• **Extracts from a graphics dataset**:
:::::
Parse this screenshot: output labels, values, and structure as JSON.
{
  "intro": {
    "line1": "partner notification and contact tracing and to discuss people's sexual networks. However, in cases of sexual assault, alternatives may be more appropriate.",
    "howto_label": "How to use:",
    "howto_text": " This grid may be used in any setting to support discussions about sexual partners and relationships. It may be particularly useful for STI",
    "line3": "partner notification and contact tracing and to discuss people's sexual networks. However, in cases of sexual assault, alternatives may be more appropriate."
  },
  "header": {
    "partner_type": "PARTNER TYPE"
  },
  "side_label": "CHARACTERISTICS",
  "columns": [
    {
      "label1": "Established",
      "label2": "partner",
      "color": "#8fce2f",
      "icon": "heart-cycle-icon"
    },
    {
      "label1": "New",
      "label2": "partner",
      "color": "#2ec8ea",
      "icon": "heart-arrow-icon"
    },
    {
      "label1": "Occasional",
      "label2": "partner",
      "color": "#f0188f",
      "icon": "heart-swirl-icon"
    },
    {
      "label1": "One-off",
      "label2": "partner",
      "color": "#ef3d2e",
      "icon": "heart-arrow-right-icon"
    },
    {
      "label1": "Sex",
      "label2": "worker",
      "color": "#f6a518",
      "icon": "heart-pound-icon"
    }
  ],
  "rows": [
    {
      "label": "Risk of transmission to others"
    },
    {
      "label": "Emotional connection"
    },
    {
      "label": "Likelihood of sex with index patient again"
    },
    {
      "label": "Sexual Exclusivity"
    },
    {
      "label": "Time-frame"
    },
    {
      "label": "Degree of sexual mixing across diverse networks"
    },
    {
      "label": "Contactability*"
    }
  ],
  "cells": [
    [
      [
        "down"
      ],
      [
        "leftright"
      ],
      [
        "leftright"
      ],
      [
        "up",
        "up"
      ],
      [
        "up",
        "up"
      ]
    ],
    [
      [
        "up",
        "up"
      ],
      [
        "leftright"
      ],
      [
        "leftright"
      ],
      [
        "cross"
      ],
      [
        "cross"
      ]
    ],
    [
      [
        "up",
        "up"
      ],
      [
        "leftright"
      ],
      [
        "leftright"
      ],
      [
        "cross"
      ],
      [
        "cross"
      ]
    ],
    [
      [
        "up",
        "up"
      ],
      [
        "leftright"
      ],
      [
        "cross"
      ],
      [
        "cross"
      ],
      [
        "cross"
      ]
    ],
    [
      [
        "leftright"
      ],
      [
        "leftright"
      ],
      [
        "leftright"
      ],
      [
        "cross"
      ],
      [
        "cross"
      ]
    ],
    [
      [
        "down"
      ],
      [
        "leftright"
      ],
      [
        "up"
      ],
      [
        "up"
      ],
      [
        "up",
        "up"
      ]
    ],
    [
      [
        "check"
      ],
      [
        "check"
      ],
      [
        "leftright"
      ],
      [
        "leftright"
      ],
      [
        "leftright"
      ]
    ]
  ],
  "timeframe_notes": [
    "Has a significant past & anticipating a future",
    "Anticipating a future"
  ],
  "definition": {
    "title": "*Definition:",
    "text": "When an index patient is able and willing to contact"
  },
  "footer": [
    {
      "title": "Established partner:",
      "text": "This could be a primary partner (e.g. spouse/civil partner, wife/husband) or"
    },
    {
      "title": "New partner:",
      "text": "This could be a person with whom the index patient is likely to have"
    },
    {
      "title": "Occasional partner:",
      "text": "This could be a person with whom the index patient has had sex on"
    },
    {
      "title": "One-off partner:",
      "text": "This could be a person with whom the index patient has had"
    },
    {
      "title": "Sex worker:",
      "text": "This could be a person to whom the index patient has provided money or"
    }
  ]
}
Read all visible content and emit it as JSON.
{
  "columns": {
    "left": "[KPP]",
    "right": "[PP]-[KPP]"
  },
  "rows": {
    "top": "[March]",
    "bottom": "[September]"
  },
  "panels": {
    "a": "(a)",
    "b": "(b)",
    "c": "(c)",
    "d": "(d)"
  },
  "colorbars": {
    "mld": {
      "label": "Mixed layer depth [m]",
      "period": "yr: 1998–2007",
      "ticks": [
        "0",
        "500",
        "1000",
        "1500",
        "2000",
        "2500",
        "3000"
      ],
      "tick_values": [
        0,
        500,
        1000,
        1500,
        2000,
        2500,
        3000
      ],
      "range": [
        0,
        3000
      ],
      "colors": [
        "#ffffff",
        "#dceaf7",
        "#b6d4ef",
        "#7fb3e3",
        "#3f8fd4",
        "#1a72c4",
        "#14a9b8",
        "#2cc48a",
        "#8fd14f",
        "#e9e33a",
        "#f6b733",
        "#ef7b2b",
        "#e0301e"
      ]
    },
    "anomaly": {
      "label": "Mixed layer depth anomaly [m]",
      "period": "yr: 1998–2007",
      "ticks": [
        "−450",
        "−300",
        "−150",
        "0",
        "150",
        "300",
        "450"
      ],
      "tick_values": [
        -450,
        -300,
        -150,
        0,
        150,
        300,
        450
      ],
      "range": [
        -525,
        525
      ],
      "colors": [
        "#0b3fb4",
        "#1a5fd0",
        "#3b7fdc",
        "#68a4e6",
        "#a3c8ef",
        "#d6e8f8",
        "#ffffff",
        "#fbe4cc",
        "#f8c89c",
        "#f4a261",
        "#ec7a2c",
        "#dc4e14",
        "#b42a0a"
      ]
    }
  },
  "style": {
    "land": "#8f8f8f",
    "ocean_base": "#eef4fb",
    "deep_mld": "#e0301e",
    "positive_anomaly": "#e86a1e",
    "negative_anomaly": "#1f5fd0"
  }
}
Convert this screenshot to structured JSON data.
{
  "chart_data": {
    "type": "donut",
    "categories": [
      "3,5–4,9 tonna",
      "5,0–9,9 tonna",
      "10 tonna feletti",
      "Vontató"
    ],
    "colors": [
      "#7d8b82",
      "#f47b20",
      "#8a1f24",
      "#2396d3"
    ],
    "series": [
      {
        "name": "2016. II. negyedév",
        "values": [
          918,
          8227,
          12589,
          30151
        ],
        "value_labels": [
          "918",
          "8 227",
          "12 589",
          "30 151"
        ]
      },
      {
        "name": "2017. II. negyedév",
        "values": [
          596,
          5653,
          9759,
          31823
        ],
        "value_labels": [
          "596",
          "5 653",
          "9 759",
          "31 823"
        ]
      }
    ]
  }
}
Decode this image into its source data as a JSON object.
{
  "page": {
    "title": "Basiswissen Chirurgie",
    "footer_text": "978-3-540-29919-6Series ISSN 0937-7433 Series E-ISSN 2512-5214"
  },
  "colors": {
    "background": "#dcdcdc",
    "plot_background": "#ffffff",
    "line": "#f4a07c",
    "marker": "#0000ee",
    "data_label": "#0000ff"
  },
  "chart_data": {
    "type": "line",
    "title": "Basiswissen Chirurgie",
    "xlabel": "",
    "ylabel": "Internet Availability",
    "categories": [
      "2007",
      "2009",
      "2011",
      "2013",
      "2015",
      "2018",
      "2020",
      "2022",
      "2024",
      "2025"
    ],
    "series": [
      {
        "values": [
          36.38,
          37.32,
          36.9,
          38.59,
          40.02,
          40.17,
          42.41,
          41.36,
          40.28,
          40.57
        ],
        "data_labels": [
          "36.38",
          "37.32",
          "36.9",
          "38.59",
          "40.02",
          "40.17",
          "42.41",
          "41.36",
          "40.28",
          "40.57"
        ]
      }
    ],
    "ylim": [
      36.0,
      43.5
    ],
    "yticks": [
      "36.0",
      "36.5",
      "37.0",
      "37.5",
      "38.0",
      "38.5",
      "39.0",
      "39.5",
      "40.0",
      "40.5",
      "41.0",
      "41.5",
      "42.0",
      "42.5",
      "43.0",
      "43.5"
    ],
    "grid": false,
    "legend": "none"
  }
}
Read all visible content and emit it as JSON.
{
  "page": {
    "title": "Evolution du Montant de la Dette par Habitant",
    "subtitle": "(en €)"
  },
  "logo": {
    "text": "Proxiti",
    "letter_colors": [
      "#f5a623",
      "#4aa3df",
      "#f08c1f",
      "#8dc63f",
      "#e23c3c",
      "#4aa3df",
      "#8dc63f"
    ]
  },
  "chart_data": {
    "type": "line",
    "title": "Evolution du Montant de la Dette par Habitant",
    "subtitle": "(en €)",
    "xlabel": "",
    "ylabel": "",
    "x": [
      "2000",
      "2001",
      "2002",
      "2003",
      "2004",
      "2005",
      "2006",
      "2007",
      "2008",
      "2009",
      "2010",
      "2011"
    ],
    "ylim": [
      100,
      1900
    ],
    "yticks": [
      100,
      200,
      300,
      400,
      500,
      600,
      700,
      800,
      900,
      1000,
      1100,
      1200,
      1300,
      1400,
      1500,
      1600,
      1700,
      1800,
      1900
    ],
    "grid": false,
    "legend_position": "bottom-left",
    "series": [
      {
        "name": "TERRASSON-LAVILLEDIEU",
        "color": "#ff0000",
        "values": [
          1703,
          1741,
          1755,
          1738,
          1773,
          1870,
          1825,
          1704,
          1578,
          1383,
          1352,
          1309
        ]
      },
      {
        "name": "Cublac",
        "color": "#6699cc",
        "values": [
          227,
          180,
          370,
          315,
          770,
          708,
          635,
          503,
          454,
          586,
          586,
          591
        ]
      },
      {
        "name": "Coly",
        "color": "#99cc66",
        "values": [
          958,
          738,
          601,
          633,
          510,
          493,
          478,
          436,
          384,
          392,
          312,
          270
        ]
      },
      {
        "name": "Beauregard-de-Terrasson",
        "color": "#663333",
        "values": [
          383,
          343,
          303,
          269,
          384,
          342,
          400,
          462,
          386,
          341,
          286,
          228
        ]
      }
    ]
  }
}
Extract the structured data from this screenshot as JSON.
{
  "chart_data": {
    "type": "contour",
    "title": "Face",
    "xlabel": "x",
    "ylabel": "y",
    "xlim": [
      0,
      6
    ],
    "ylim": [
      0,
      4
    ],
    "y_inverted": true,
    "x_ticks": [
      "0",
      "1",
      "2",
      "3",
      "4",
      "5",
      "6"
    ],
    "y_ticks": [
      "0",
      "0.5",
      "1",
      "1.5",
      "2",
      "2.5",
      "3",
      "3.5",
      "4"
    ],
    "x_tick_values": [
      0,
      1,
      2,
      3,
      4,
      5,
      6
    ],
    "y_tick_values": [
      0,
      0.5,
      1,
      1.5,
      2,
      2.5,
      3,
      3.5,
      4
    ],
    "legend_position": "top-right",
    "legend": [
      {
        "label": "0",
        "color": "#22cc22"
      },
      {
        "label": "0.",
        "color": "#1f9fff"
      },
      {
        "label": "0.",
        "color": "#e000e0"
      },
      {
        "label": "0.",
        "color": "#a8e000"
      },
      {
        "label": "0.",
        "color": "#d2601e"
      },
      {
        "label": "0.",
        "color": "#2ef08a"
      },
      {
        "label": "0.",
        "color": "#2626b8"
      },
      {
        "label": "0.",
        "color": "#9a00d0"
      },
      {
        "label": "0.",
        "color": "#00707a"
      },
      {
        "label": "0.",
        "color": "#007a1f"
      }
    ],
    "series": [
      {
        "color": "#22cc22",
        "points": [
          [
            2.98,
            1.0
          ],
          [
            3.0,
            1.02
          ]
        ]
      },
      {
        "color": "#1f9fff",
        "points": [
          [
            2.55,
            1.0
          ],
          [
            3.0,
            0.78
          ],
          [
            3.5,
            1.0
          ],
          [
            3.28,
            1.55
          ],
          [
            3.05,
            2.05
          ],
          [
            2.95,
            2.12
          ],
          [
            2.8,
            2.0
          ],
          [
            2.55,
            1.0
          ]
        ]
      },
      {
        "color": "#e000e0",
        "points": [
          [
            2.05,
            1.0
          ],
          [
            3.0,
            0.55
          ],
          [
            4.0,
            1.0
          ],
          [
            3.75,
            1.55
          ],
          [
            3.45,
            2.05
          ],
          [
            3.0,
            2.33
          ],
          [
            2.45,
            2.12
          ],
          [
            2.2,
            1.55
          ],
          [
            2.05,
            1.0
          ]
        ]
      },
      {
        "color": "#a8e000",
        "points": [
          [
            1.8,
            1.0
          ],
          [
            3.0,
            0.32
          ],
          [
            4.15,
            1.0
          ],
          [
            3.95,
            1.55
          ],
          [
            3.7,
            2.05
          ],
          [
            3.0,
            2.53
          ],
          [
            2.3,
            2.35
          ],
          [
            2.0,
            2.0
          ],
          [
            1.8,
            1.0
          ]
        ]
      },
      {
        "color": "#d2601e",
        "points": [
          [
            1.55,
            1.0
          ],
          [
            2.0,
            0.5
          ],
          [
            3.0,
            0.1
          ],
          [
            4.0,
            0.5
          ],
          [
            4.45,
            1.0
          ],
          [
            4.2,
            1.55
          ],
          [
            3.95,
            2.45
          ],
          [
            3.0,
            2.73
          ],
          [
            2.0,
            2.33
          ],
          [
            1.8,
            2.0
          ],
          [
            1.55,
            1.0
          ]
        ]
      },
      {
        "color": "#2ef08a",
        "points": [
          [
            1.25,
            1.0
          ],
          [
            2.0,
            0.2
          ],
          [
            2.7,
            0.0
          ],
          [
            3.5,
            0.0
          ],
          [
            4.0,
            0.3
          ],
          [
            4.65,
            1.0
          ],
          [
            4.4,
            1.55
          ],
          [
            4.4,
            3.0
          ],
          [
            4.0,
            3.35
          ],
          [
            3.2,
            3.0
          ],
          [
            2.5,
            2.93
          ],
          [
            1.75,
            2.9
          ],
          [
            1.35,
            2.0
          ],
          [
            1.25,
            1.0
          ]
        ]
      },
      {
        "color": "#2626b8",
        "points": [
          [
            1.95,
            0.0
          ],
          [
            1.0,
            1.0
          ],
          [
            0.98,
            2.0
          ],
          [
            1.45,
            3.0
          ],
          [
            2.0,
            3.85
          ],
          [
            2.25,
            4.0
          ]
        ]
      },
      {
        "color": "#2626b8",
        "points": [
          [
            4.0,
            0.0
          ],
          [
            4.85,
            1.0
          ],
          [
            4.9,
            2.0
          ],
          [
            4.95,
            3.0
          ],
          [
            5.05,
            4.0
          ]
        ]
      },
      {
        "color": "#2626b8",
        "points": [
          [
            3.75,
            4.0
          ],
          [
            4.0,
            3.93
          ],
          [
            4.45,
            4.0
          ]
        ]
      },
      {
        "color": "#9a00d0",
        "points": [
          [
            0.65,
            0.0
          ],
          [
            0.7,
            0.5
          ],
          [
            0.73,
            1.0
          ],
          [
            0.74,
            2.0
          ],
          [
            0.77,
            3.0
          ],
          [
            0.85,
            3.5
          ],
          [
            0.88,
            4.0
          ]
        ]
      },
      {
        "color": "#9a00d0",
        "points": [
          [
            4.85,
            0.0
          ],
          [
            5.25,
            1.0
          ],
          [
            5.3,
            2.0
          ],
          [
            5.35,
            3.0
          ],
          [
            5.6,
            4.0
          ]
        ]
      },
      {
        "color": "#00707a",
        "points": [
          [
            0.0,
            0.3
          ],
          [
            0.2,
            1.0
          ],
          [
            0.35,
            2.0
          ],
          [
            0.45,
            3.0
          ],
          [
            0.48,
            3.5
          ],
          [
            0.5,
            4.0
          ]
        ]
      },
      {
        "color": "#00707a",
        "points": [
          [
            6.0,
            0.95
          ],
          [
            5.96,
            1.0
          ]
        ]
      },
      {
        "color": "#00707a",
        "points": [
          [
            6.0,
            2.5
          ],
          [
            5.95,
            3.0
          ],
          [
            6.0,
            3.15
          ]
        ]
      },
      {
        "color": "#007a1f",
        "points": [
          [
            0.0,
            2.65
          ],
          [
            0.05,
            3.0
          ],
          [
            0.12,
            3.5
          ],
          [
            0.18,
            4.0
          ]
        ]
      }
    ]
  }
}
:::::
• **Your objective**:
Select and copy every line from the records that includes the word "networks".

• **Answer**:
    "line1": "partner notification and contact tracing and to discuss people's sexual networks. However, in cases of sexual assault, alternatives may be more appropriate.",
    "line3": "partner notification and contact tracing and to discuss people's sexual networks. However, in cases of sexual assault, alternatives may be more appropriate."
      "label": "Degree of sexual mixing across diverse networks"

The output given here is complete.